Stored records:
- - - - -
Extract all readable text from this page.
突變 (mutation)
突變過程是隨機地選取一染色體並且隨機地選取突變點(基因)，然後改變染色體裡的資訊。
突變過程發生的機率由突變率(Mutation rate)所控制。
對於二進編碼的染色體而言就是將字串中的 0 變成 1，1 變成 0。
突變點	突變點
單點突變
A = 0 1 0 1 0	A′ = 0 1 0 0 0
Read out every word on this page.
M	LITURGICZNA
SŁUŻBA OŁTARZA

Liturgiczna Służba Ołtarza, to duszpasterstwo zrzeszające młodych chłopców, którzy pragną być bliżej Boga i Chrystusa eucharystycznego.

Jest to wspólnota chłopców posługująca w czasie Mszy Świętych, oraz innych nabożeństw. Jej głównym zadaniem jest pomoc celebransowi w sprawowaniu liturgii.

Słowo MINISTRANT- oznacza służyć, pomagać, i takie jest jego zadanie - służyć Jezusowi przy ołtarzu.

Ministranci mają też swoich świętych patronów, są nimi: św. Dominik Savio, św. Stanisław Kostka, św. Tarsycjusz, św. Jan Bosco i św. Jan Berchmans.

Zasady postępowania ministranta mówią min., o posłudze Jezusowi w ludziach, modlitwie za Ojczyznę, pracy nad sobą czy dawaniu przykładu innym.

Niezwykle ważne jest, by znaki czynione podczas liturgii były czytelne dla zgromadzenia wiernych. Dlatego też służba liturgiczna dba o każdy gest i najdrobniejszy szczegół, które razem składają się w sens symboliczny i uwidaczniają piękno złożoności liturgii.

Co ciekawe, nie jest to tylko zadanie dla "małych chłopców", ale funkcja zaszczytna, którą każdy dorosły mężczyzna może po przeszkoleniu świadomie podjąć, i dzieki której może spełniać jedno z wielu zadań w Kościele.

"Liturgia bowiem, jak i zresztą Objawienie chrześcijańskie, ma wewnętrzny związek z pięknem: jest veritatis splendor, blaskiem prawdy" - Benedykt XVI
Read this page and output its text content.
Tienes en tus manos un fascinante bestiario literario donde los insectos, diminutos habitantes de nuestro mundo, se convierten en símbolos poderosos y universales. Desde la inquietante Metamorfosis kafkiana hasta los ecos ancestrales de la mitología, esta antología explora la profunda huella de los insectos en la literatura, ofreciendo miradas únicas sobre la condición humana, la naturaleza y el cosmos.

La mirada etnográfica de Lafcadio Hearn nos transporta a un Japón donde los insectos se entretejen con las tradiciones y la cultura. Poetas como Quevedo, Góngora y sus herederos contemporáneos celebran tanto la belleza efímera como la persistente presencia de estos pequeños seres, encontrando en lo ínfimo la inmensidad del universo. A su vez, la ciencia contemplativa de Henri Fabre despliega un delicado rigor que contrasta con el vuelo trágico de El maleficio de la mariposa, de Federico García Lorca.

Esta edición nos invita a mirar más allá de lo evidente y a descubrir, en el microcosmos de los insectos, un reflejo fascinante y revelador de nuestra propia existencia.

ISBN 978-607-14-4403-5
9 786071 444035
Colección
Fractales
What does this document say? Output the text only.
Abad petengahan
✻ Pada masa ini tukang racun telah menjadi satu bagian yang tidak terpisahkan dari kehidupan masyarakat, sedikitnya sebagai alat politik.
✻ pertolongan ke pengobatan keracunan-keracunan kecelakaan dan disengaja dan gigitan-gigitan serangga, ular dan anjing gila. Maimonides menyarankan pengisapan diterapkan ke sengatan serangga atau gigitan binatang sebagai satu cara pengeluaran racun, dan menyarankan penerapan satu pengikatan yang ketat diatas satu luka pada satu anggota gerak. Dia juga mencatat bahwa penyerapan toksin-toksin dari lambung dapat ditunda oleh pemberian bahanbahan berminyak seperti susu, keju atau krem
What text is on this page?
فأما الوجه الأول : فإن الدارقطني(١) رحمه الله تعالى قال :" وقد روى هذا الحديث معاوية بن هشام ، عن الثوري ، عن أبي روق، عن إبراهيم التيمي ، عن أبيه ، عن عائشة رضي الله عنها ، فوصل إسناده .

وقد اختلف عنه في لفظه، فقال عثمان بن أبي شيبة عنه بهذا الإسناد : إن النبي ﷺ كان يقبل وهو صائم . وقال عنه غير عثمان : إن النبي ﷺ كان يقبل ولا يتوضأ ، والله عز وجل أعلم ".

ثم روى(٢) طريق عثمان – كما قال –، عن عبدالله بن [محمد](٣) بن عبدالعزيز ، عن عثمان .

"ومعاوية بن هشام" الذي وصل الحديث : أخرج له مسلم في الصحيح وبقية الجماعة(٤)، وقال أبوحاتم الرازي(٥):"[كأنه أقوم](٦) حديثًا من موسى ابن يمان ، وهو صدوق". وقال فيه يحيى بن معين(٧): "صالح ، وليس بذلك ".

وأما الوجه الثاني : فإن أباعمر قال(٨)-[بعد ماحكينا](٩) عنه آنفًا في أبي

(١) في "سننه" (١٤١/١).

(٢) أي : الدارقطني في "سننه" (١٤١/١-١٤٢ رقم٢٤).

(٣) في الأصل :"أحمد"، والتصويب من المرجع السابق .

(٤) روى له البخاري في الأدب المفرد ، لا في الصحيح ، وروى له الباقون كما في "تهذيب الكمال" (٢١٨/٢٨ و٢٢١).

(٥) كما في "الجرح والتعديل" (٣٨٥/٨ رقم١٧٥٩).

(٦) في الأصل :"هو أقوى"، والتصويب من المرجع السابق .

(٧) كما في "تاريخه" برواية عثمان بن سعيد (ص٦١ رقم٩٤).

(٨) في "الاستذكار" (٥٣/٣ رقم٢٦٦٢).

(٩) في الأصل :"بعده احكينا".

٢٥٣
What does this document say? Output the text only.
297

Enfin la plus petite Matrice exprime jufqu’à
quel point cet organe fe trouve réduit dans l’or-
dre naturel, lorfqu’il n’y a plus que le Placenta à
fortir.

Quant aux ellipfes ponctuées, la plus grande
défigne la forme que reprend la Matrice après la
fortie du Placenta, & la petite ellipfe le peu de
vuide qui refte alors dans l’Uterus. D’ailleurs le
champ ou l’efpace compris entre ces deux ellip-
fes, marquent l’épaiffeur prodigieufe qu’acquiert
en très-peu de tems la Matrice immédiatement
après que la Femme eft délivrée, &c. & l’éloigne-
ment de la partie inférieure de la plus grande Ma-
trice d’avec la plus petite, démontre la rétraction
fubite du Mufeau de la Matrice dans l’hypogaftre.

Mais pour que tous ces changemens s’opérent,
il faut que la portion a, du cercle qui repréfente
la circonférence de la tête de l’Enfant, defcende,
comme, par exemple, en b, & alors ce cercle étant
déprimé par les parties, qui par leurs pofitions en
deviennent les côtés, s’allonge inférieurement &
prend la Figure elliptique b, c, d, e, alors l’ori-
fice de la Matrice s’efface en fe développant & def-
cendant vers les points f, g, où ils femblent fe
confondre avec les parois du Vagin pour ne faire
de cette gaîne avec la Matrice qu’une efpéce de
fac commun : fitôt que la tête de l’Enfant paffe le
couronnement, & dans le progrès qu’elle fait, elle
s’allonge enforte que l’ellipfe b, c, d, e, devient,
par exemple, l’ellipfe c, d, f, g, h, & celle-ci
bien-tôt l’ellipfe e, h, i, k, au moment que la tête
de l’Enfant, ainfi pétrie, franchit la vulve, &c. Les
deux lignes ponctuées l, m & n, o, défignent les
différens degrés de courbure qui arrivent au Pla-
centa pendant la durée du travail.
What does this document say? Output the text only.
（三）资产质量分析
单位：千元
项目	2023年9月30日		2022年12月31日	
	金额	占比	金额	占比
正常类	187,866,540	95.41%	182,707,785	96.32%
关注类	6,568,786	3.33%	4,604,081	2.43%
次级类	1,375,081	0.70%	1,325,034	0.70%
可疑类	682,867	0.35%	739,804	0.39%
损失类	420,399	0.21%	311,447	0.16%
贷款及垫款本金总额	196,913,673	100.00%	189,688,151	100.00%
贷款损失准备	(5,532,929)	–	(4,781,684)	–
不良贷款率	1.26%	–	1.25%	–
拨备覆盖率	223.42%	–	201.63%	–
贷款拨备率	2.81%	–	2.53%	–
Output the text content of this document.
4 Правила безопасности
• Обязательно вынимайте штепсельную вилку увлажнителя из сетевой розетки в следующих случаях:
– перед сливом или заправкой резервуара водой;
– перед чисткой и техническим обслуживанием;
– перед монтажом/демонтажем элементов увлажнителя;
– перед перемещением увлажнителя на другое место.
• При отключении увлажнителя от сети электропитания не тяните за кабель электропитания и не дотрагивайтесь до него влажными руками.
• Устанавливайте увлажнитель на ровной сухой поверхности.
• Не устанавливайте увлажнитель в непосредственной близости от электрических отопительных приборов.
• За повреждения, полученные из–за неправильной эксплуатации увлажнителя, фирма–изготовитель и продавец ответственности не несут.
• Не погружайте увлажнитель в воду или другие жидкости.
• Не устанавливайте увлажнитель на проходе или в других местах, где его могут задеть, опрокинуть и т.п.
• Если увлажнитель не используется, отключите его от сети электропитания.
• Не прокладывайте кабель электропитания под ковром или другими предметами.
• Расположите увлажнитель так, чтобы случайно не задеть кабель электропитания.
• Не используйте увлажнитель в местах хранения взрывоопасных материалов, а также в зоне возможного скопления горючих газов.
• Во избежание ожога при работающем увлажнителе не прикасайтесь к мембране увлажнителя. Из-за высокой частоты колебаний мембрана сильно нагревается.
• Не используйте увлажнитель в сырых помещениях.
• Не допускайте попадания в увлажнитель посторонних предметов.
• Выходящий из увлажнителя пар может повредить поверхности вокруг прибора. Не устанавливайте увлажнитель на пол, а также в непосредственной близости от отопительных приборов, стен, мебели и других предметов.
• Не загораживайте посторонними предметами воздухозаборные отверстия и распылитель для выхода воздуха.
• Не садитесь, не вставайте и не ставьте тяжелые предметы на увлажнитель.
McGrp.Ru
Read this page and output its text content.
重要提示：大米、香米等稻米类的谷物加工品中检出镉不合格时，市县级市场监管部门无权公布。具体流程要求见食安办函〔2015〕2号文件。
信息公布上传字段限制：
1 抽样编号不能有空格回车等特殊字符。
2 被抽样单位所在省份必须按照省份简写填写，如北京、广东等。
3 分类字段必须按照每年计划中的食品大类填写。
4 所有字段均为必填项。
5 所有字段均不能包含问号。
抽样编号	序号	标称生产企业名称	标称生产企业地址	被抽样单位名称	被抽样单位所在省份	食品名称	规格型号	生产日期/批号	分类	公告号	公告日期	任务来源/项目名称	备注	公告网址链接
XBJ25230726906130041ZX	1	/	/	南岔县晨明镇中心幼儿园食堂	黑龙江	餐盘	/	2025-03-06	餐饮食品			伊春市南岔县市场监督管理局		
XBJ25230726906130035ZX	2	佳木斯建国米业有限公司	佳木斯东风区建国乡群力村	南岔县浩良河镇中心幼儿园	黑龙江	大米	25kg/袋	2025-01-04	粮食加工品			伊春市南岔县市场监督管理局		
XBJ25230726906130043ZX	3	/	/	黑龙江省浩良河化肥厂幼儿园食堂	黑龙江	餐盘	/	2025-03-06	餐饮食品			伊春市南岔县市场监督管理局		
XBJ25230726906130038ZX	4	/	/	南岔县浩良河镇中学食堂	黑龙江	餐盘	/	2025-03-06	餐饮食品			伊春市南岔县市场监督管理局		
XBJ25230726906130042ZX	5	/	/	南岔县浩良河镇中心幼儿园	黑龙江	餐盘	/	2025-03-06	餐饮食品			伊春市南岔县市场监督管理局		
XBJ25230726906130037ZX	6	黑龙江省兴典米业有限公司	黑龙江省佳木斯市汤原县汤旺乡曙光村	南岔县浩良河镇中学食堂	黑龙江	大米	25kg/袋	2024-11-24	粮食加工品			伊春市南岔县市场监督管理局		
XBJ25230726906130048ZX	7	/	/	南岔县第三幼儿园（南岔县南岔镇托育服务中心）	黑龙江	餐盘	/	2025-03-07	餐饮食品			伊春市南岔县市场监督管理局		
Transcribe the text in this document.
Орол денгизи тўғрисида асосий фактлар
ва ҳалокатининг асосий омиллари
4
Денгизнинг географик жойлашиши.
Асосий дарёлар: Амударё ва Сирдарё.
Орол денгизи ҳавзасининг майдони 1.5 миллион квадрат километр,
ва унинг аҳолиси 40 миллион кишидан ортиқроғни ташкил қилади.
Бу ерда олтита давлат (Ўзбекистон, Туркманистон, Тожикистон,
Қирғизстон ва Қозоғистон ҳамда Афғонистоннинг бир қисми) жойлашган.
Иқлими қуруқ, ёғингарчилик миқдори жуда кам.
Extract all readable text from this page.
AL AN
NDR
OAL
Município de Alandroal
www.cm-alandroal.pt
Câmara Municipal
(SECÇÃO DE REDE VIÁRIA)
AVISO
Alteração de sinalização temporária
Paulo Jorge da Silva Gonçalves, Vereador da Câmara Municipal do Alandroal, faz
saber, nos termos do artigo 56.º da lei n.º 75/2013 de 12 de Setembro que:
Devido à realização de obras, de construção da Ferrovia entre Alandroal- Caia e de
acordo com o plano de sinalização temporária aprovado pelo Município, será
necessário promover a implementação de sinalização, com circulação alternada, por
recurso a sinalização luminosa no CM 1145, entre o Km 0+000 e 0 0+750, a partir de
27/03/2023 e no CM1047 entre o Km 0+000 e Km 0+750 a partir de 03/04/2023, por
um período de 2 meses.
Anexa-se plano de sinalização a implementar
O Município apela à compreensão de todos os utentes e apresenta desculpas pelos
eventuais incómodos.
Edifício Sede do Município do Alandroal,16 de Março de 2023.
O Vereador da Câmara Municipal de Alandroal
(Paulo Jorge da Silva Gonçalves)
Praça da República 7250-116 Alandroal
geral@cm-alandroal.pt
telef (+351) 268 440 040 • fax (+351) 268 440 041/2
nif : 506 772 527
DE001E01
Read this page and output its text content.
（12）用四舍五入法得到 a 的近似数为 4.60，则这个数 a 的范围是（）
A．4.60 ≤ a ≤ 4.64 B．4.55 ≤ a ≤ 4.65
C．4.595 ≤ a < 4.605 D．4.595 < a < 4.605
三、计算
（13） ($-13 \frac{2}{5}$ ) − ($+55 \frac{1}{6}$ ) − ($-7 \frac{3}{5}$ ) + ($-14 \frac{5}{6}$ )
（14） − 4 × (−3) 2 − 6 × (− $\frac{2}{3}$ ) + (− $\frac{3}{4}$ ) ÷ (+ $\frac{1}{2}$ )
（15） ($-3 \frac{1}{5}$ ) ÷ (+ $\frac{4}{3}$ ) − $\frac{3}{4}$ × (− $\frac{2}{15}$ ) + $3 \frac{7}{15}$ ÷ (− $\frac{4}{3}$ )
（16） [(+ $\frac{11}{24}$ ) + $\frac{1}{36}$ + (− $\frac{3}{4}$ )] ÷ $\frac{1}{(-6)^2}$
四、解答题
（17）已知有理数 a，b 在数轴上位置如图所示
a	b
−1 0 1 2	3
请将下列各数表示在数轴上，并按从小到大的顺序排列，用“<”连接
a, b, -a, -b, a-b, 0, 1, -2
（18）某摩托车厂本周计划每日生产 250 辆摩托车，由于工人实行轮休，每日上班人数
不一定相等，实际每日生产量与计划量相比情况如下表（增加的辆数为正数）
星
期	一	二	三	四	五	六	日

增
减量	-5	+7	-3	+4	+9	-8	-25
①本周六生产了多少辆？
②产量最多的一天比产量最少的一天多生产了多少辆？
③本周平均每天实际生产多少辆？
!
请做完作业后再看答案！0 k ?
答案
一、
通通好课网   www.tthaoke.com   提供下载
- - - - -
TASK GOAL:
Report each line of the material above where the word "粮食加工品" appears.

ANSWER TO THIS EXERCISE:
XBJ25230726906130035ZX	2	佳木斯建国米业有限公司	佳木斯东风区建国乡群力村	南岔县浩良河镇中心幼儿园	黑龙江	大米	25kg/袋	2025-01-04	粮食加工品			伊春市南岔县市场监督管理局		
XBJ25230726906130037ZX	6	黑龙江省兴典米业有限公司	黑龙江省佳木斯市汤原县汤旺乡曙光村	南岔县浩良河镇中学食堂	黑龙江	大米	25kg/袋	2024-11-24	粮食加工品			伊春市南岔县市场监督管理局		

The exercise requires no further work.